━━━━━ GIVEN ENTRIES
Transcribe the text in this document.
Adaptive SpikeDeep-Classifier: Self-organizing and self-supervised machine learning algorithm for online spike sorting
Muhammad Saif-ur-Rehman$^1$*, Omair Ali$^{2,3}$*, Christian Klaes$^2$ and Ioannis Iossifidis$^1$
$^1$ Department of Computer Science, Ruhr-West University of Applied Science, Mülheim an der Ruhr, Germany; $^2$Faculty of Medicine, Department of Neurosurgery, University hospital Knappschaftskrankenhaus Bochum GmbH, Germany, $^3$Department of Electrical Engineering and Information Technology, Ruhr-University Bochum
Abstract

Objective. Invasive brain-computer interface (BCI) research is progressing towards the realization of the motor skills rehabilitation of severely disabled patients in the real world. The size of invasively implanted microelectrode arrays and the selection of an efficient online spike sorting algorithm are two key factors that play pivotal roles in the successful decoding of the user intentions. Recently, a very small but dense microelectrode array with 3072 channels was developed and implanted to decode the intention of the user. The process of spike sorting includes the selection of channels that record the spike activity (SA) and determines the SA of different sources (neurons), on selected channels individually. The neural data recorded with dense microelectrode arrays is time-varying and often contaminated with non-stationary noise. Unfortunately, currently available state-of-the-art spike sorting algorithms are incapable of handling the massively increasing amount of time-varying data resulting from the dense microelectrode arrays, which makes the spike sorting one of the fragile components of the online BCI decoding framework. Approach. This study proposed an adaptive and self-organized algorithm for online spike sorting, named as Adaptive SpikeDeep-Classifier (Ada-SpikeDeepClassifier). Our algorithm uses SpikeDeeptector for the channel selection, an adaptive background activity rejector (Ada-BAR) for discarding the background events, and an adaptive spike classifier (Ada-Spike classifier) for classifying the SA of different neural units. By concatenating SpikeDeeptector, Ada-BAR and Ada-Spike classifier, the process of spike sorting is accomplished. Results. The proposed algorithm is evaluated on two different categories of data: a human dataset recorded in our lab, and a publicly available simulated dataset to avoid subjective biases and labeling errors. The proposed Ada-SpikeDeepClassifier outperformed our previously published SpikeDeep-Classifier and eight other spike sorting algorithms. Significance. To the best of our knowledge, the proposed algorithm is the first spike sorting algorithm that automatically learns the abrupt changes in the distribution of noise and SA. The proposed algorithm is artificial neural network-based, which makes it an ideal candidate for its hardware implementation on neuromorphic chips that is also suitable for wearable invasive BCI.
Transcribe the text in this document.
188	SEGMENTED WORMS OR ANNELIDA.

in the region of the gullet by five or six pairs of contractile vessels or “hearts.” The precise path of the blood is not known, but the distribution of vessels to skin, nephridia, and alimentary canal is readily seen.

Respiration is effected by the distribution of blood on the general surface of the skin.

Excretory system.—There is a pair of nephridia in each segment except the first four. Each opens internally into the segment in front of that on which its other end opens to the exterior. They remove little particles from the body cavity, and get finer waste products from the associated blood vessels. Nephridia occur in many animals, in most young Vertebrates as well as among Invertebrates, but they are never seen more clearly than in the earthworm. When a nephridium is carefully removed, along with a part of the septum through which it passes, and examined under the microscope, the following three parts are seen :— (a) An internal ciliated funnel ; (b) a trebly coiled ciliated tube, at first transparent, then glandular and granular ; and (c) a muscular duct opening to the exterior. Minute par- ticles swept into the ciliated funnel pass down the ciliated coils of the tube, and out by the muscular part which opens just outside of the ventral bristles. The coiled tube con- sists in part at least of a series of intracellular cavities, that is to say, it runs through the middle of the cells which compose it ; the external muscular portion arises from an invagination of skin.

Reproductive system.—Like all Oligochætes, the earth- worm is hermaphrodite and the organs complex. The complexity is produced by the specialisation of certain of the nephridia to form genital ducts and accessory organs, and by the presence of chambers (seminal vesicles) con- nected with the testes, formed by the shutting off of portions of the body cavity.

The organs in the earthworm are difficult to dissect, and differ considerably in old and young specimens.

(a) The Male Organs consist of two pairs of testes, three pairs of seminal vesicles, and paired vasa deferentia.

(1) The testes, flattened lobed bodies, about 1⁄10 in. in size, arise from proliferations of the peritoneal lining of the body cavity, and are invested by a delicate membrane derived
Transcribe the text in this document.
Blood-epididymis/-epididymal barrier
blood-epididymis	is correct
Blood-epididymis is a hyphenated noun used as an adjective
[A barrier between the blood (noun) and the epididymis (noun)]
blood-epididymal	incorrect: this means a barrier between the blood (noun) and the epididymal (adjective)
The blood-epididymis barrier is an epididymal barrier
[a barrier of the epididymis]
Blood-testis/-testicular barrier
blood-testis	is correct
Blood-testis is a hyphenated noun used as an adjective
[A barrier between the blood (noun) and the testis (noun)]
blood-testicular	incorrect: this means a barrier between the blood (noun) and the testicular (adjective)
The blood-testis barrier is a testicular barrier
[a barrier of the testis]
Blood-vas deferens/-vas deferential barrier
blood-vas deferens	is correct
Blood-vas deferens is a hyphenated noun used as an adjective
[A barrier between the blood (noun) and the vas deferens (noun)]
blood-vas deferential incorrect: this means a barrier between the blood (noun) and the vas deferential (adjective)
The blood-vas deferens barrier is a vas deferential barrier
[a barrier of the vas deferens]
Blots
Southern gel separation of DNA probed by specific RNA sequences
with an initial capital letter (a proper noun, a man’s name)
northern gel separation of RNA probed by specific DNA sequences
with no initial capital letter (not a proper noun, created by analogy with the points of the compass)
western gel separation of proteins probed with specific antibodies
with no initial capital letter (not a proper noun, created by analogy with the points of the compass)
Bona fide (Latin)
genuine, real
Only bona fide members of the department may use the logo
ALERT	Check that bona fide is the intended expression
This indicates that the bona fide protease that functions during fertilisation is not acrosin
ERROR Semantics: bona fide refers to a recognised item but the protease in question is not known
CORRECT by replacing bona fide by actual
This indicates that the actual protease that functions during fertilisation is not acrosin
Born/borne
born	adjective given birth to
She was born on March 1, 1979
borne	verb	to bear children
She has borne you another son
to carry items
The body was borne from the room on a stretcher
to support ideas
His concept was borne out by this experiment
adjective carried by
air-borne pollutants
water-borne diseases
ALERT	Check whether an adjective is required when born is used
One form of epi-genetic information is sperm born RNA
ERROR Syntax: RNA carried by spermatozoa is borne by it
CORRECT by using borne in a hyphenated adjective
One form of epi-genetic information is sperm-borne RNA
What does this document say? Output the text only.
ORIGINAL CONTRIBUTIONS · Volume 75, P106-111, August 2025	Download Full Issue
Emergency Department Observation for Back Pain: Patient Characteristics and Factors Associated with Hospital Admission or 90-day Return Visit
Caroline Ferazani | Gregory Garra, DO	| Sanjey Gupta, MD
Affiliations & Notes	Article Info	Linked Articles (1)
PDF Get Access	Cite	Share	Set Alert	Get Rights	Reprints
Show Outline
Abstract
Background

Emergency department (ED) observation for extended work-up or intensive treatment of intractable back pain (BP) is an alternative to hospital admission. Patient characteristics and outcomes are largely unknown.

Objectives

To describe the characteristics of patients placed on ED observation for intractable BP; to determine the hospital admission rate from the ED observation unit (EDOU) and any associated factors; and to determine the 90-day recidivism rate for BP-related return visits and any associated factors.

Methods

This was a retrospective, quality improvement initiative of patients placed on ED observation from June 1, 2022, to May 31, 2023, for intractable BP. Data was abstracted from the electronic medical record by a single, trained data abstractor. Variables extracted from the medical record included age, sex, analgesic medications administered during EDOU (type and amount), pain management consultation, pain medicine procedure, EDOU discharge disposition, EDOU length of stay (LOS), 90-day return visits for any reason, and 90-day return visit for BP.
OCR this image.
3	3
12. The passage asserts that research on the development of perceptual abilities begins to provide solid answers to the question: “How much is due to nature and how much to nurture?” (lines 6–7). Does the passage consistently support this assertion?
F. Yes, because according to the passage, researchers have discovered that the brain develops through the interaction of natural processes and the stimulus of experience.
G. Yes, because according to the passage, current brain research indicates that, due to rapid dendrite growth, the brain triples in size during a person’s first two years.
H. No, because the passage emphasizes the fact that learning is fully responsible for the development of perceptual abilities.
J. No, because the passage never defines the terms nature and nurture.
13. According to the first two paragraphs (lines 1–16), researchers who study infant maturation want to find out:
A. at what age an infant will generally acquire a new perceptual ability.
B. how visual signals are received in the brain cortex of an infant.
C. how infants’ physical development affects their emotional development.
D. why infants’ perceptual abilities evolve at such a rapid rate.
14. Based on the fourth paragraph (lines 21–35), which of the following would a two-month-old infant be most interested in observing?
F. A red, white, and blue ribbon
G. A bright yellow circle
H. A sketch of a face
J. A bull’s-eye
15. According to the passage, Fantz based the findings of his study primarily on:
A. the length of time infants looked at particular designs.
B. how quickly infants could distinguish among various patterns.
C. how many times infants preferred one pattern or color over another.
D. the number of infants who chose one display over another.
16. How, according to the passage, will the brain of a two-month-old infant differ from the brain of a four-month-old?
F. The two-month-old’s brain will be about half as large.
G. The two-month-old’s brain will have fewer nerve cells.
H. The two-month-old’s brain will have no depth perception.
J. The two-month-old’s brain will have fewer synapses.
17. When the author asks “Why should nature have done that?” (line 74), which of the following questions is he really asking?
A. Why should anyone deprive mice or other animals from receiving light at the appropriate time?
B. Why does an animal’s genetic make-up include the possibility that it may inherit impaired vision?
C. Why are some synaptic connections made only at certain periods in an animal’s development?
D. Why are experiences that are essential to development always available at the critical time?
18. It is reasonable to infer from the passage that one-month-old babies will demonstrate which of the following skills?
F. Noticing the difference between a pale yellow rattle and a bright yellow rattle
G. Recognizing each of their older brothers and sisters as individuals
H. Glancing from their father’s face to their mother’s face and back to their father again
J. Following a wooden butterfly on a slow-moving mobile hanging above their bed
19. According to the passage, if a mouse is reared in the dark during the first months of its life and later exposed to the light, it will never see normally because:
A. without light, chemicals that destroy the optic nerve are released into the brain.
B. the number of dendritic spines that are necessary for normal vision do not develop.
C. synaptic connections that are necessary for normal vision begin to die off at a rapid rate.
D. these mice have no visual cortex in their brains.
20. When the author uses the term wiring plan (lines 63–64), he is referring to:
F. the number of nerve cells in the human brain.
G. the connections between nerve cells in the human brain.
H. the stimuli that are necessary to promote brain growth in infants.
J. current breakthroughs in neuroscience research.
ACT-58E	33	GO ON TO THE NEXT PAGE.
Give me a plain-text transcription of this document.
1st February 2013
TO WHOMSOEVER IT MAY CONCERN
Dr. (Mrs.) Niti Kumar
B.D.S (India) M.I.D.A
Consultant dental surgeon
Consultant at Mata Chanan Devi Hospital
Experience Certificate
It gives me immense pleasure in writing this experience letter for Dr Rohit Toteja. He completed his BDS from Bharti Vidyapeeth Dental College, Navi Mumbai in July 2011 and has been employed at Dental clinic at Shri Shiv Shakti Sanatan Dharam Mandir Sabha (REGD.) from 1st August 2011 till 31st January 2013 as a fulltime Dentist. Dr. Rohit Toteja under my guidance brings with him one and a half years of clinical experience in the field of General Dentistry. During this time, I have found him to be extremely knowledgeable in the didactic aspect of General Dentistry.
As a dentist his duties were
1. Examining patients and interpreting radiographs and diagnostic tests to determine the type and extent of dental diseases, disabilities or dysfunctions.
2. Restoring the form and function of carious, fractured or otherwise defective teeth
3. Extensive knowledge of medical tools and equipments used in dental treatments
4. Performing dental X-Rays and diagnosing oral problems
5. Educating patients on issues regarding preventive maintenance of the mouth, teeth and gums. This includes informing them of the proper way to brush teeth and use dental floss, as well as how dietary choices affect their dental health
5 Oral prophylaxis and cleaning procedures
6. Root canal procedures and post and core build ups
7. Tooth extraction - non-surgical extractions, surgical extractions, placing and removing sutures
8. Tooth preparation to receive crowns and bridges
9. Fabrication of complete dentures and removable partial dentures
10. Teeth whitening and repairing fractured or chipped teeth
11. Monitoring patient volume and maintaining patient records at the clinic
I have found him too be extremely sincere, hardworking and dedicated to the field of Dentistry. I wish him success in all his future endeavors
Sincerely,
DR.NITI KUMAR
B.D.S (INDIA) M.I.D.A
━━━━━━━━━━
WHAT YOU SHOULD DO: From the entries above, return each line with the word "connections" in it.

ANSWER TO THIS TASK:
C. Why are some synaptic connections made only at certain periods in an animal’s development?
C. synaptic connections that are necessary for normal vision begin to die off at a rapid rate.
G. the connections between nerve cells in the human brain.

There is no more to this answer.